Copy all lines that contain the word "Libourne".

* _A run of records_
——————————
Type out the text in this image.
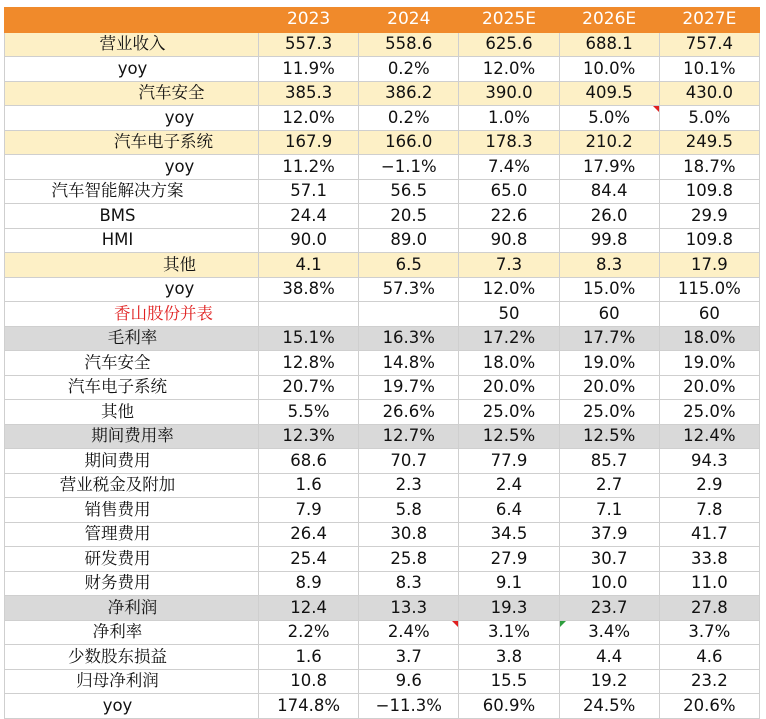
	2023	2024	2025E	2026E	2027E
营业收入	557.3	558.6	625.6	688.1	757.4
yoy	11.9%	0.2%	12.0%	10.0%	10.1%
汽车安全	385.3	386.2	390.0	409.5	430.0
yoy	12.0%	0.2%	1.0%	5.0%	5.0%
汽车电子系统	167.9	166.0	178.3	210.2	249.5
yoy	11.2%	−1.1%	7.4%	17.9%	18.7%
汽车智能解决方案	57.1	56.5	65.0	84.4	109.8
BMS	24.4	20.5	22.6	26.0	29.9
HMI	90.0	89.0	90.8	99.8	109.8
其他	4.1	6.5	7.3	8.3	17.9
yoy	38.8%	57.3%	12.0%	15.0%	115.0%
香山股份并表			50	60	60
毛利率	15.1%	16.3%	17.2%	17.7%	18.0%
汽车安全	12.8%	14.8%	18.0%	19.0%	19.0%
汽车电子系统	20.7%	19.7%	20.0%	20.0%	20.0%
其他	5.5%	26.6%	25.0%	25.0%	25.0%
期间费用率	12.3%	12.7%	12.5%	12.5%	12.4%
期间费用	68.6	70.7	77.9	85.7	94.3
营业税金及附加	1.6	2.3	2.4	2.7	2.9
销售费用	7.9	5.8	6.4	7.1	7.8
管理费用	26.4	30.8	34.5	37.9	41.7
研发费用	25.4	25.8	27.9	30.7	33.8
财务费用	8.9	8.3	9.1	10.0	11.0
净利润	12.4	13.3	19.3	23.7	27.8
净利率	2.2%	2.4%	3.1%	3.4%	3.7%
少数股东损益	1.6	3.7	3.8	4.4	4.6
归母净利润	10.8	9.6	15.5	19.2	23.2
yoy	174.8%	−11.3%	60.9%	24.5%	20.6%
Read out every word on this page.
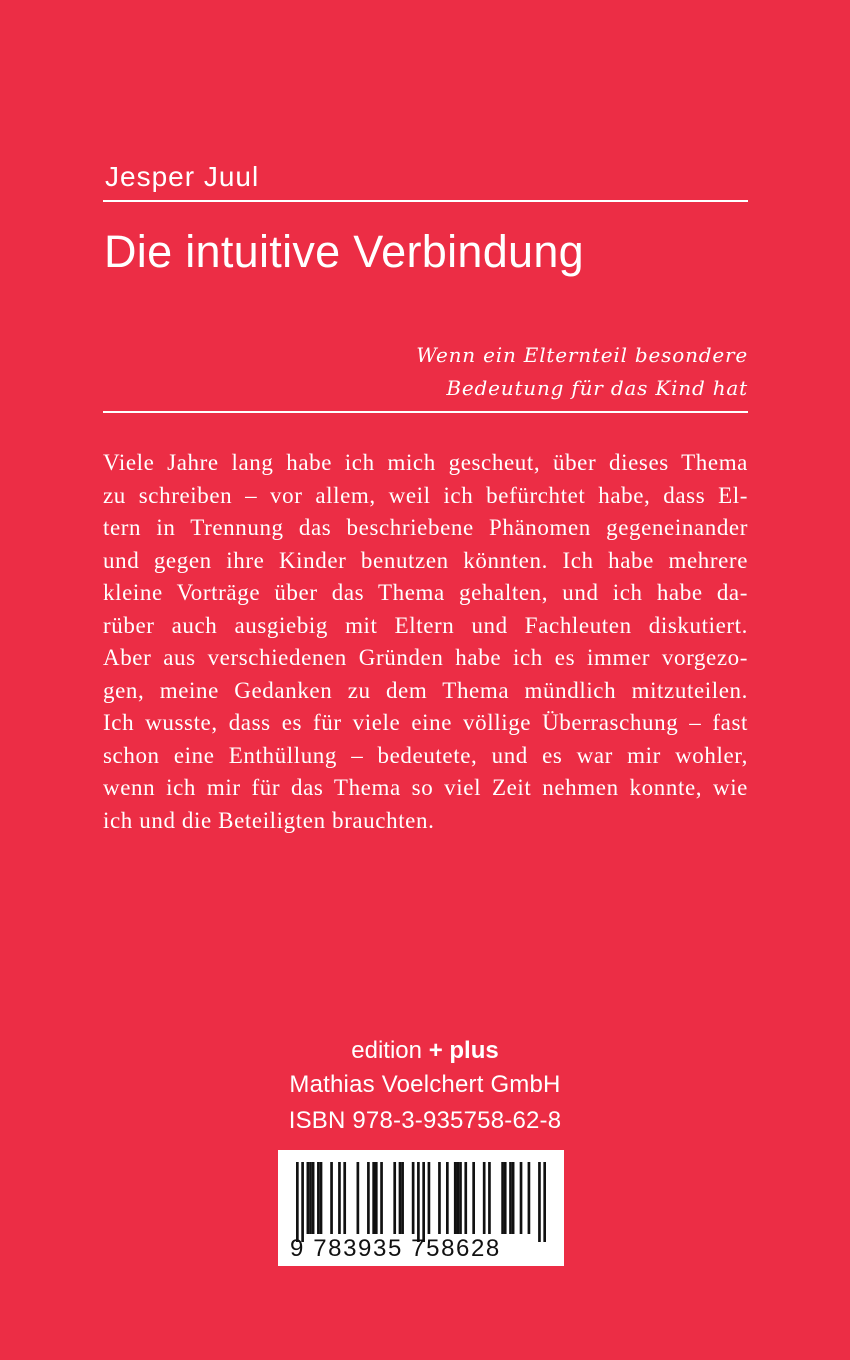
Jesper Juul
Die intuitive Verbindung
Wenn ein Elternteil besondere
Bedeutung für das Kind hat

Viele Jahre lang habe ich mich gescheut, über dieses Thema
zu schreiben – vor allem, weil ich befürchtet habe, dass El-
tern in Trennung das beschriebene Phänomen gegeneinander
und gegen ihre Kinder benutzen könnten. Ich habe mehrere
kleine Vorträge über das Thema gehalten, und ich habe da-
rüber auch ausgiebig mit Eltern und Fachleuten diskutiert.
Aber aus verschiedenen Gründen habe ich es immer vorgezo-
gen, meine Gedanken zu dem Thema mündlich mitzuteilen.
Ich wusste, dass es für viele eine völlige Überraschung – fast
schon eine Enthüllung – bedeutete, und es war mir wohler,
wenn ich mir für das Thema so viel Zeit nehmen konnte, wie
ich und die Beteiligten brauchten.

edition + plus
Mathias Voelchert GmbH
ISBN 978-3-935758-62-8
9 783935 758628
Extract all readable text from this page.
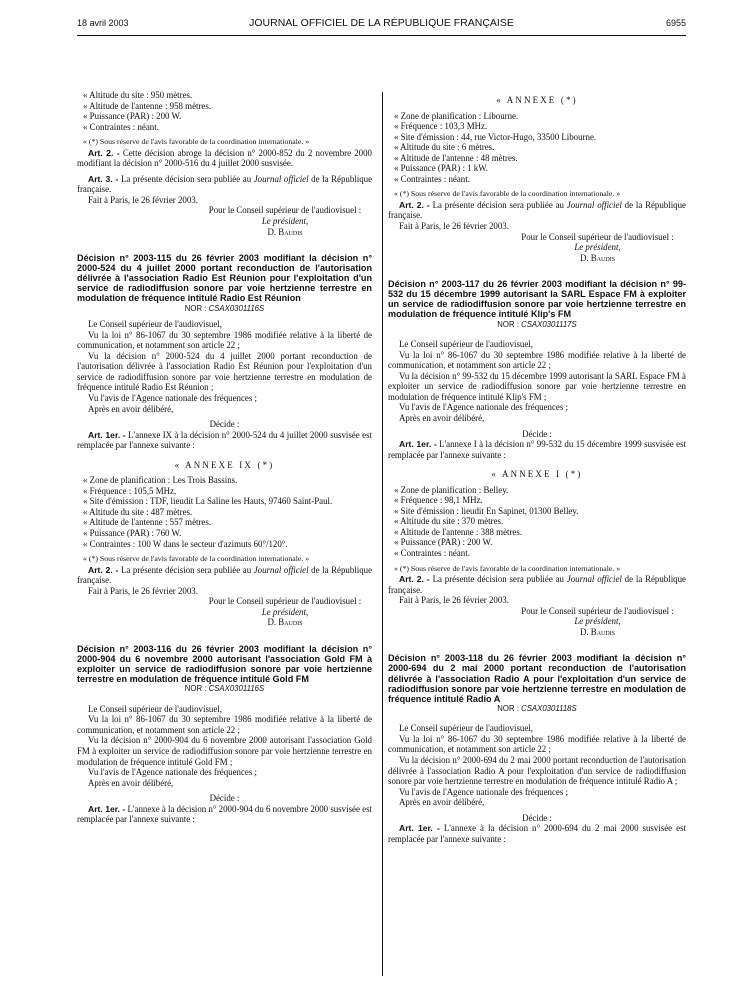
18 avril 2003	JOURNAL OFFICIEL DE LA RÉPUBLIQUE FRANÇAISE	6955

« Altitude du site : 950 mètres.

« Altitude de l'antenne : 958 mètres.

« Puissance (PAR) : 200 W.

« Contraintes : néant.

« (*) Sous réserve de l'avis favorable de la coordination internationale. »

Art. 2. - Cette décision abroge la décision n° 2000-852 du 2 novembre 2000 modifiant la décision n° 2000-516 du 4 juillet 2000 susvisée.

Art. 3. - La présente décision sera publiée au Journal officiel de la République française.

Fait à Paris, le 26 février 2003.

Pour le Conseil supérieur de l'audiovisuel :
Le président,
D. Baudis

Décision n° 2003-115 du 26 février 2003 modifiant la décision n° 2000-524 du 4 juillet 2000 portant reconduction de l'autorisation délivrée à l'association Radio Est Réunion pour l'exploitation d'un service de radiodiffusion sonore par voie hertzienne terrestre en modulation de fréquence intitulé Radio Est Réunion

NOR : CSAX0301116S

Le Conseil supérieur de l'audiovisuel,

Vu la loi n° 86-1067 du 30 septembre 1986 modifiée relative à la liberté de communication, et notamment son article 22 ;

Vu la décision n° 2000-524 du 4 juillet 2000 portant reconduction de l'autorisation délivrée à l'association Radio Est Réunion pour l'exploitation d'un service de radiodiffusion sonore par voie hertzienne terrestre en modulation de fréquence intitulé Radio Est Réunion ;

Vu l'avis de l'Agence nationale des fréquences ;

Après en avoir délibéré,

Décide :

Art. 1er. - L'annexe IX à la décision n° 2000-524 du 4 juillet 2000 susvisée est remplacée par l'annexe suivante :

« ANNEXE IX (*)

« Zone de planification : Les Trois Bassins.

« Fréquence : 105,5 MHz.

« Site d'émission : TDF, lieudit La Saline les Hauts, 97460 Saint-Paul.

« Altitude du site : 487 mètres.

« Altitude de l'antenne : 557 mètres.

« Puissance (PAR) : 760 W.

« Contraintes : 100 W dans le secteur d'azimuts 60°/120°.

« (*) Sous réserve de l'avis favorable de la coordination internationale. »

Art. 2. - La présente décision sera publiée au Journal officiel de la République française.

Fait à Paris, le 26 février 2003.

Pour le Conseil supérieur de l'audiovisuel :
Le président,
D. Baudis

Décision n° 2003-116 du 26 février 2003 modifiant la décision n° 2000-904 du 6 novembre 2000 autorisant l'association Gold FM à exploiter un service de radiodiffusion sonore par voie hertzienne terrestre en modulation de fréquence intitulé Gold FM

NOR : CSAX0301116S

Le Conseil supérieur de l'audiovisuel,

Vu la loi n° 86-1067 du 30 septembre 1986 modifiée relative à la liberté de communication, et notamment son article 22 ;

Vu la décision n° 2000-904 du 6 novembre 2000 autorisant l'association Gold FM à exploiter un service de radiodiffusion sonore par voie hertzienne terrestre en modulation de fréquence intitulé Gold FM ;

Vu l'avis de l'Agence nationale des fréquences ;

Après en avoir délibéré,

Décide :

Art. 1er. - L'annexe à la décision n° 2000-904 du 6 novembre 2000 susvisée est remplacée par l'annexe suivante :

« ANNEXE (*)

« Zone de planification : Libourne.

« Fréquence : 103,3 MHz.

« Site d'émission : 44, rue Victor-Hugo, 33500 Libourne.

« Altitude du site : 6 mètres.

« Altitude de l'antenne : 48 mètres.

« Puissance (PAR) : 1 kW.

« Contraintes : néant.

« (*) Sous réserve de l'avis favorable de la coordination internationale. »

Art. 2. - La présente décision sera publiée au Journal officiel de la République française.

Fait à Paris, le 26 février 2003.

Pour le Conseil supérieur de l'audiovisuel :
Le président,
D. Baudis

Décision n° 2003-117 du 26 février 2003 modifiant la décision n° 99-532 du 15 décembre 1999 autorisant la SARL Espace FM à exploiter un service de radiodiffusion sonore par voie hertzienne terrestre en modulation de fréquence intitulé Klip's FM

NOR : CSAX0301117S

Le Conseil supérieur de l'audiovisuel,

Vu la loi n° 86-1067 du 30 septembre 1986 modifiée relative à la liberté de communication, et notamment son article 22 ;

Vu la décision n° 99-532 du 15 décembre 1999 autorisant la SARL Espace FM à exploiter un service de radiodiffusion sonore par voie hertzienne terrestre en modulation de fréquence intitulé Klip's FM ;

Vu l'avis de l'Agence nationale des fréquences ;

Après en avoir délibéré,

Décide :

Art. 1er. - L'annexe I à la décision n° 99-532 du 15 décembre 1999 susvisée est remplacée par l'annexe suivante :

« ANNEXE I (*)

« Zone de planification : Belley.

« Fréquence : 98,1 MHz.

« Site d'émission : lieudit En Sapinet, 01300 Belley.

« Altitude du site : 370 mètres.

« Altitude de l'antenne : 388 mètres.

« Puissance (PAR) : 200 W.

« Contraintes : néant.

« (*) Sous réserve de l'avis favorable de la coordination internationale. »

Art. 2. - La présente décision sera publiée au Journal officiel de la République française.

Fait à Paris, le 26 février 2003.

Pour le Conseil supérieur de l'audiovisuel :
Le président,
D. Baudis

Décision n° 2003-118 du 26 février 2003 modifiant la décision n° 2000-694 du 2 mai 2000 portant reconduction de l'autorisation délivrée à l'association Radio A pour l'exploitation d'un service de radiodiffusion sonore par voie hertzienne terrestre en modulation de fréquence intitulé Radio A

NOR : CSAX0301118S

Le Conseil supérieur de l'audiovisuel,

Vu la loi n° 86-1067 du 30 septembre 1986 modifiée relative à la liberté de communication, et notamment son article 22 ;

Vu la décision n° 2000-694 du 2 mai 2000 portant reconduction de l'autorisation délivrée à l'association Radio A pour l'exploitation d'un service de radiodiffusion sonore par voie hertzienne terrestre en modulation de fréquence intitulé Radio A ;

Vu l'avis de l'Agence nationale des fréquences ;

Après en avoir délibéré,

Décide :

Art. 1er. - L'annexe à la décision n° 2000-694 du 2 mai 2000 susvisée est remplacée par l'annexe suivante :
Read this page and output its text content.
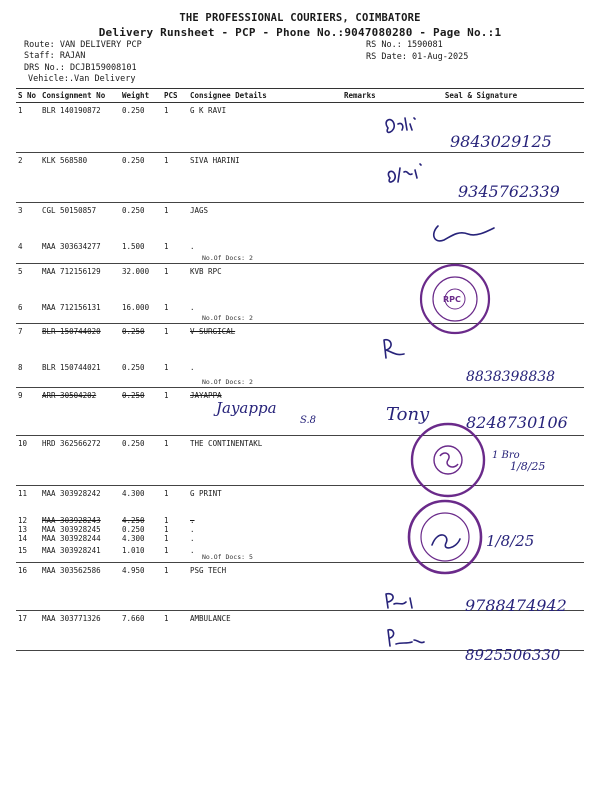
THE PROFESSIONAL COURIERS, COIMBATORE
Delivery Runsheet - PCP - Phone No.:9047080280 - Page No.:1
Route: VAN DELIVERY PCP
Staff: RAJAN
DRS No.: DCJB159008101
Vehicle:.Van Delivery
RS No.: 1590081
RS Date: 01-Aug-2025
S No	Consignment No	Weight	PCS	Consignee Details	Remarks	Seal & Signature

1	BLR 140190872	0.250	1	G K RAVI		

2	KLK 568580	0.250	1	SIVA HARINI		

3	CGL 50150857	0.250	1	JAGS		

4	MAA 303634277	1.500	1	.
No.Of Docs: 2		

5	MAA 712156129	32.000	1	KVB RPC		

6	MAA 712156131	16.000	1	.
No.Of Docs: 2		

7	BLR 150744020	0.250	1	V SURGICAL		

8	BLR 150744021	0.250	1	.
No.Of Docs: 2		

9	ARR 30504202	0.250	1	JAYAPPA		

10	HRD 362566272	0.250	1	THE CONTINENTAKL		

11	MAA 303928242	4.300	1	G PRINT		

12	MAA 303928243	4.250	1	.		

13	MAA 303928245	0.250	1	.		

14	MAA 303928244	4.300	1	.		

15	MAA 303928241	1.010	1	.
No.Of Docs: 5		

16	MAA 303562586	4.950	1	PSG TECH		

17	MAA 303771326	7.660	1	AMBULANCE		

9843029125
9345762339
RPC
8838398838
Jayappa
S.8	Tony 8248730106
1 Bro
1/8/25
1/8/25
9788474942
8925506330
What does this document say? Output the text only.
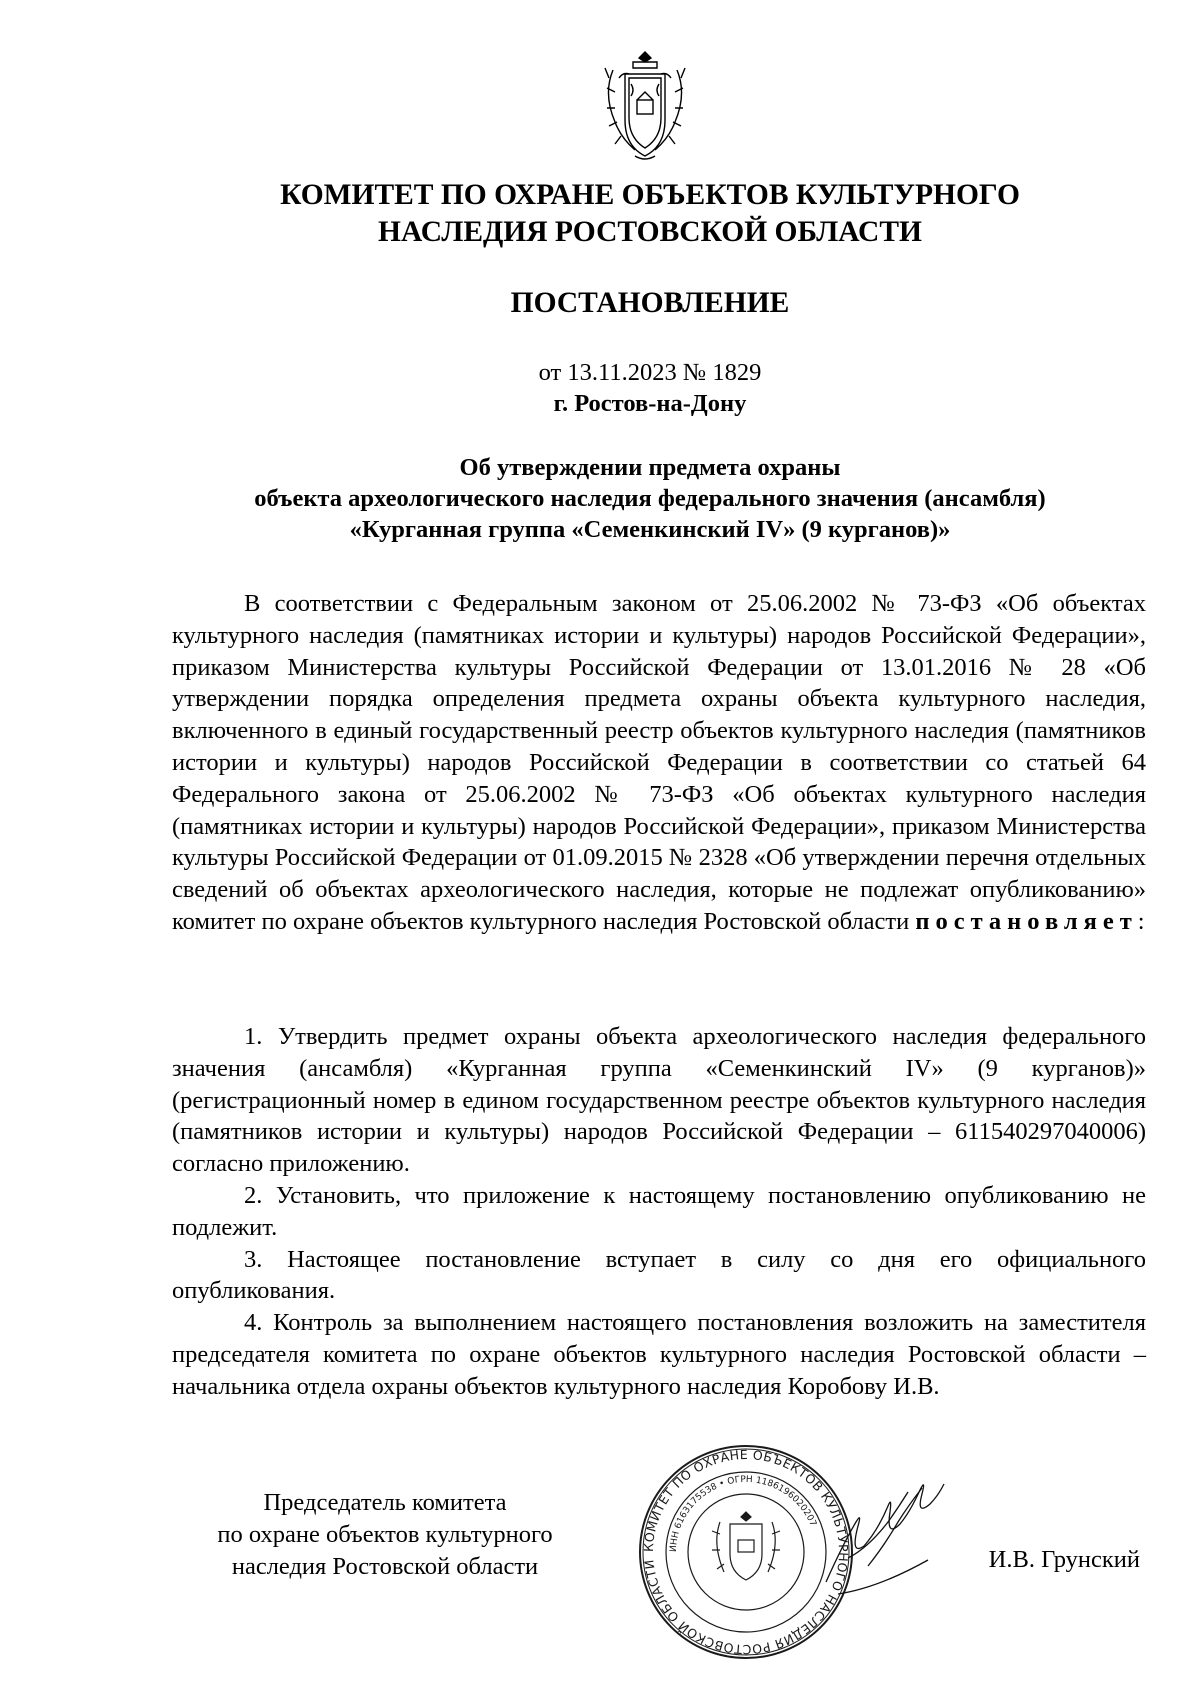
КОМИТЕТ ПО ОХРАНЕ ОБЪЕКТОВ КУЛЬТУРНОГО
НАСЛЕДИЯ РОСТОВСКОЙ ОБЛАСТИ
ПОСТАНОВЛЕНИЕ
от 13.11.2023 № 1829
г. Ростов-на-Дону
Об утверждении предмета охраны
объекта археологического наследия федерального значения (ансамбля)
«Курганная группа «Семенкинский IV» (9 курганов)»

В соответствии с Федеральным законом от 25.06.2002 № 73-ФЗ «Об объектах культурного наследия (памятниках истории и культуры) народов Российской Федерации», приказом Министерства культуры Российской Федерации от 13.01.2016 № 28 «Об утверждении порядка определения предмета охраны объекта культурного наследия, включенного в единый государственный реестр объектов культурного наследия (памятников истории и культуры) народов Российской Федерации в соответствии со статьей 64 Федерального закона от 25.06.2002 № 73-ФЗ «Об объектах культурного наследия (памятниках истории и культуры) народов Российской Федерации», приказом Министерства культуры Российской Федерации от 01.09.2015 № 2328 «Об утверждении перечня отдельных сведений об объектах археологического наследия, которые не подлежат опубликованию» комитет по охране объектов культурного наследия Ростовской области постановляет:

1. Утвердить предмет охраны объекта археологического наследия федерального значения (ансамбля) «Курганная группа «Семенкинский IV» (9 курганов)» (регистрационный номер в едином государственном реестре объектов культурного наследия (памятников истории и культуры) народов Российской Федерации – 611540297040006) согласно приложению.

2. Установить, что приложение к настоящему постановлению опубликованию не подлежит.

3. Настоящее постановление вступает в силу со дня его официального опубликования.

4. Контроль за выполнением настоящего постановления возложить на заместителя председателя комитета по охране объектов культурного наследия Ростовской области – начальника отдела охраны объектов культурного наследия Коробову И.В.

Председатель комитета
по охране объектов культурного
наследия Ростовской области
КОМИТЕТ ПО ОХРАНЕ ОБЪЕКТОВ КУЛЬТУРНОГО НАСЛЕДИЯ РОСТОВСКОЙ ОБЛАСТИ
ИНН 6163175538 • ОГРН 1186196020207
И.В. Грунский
——————————
* _Answer for this exercise_
« Zone de planification : Libourne.
« Site d'émission : 44, rue Victor-Hugo, 33500 Libourne.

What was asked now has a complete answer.